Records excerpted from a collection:
— start —

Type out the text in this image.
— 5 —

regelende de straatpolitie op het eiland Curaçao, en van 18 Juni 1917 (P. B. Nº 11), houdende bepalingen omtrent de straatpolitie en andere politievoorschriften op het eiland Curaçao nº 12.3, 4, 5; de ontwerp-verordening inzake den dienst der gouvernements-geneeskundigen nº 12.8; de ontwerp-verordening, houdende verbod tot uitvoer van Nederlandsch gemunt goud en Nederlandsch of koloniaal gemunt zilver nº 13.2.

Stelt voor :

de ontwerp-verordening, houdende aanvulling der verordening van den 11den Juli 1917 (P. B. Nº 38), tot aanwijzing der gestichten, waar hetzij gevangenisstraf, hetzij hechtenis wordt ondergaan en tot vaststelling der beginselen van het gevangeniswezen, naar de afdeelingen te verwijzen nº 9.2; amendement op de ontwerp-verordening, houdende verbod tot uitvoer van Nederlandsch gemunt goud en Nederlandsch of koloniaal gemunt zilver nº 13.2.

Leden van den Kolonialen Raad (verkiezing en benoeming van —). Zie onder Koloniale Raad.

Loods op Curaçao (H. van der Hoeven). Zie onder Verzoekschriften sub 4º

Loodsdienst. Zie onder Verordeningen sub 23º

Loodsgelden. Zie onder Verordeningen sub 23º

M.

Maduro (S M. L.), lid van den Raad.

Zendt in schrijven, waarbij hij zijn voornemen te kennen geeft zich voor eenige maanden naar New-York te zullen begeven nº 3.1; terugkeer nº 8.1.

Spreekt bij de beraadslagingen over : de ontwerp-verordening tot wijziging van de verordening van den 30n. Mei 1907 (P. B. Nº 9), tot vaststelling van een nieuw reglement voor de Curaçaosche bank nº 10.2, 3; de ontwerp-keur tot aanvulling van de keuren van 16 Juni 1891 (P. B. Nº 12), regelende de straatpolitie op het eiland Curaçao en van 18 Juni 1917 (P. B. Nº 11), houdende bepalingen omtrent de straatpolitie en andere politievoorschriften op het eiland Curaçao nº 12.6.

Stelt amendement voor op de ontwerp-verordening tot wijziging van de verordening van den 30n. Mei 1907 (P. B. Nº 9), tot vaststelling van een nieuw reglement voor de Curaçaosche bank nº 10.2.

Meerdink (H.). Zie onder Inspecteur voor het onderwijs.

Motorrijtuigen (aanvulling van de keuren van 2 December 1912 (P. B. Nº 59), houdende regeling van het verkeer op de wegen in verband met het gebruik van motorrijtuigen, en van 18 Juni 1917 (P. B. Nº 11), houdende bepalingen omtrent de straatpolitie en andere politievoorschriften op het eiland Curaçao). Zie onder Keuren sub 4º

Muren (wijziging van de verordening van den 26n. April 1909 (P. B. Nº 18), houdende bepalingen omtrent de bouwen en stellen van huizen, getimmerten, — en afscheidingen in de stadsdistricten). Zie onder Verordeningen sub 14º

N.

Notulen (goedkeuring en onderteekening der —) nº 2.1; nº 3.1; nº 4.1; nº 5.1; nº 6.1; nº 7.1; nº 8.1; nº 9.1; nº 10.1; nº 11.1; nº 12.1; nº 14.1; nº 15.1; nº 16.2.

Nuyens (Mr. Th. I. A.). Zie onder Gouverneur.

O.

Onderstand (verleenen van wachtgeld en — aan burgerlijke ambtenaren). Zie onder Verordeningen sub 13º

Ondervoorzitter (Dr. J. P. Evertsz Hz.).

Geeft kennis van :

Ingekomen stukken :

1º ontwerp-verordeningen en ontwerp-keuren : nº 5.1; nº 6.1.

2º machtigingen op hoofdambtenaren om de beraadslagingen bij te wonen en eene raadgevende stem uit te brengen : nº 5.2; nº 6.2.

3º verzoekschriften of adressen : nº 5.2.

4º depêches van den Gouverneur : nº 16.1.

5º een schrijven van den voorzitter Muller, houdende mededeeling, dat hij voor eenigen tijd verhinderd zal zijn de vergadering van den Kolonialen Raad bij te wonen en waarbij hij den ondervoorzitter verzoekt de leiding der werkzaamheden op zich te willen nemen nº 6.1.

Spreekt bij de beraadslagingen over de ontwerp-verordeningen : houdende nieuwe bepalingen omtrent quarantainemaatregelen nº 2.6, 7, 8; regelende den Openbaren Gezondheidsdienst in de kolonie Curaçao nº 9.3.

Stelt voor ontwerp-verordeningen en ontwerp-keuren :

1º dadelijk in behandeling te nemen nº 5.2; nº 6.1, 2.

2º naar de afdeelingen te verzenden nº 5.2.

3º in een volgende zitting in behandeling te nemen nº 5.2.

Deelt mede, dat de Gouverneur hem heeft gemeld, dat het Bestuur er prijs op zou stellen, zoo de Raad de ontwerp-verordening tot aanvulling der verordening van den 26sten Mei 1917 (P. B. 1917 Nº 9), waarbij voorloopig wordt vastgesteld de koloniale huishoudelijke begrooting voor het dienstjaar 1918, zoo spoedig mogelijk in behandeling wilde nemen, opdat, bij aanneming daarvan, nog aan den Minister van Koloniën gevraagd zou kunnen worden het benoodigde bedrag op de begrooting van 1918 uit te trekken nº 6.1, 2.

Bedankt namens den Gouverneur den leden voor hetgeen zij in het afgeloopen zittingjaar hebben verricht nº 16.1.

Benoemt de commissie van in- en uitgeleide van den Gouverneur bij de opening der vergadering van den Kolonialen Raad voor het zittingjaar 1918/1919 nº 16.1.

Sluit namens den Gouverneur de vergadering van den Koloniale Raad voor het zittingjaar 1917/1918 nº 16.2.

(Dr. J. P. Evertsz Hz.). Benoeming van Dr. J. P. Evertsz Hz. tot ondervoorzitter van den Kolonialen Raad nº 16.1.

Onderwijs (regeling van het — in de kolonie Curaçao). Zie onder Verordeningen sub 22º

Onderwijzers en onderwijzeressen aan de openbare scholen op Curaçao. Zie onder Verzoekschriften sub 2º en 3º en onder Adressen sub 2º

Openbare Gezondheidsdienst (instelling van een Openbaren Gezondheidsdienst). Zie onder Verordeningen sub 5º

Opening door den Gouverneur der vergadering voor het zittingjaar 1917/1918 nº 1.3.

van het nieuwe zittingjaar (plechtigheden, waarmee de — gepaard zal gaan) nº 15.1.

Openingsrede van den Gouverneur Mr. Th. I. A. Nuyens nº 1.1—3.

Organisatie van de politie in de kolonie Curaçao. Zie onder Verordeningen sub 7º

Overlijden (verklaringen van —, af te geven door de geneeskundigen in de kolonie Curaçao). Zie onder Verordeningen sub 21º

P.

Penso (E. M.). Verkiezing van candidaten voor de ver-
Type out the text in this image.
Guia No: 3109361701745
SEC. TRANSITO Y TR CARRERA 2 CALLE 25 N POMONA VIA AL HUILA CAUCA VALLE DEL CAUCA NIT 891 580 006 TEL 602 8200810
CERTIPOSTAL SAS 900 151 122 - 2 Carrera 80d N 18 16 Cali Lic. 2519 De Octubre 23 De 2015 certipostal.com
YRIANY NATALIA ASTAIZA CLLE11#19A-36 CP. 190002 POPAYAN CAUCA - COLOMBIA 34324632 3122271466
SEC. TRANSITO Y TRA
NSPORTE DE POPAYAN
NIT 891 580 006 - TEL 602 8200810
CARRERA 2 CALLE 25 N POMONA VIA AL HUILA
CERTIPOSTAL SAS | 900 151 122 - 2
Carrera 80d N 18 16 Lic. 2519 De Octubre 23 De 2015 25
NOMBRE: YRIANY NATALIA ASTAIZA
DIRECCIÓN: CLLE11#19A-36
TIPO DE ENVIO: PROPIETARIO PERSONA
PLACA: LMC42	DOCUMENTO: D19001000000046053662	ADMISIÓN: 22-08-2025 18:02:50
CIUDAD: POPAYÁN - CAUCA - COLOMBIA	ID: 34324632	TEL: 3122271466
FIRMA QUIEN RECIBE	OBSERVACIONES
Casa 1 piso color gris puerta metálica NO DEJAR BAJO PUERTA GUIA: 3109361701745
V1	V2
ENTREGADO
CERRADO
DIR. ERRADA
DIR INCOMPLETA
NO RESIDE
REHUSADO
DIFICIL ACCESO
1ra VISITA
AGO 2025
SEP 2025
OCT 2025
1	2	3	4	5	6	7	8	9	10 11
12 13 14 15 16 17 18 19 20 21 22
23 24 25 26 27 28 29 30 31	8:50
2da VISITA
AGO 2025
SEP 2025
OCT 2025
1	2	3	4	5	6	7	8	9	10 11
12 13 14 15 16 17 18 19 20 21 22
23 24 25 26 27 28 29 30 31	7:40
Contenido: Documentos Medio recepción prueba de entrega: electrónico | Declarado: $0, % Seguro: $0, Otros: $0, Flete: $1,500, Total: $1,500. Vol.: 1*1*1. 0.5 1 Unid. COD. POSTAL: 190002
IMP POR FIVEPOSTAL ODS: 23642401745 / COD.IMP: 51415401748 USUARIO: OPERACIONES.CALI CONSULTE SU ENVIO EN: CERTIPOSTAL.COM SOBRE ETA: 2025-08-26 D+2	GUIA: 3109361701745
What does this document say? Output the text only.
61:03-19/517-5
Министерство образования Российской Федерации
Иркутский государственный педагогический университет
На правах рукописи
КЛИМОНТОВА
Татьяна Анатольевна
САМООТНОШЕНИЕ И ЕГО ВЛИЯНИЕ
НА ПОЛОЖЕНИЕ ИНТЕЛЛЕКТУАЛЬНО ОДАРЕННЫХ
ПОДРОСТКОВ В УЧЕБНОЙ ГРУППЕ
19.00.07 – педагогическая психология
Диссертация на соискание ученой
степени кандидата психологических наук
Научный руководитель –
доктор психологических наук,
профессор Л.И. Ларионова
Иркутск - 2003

— end —

**What is required**. Copy and report every line where the word "психологических" is present.

**Output of the exercise**.
степени кандидата психологических наук
доктор психологических наук,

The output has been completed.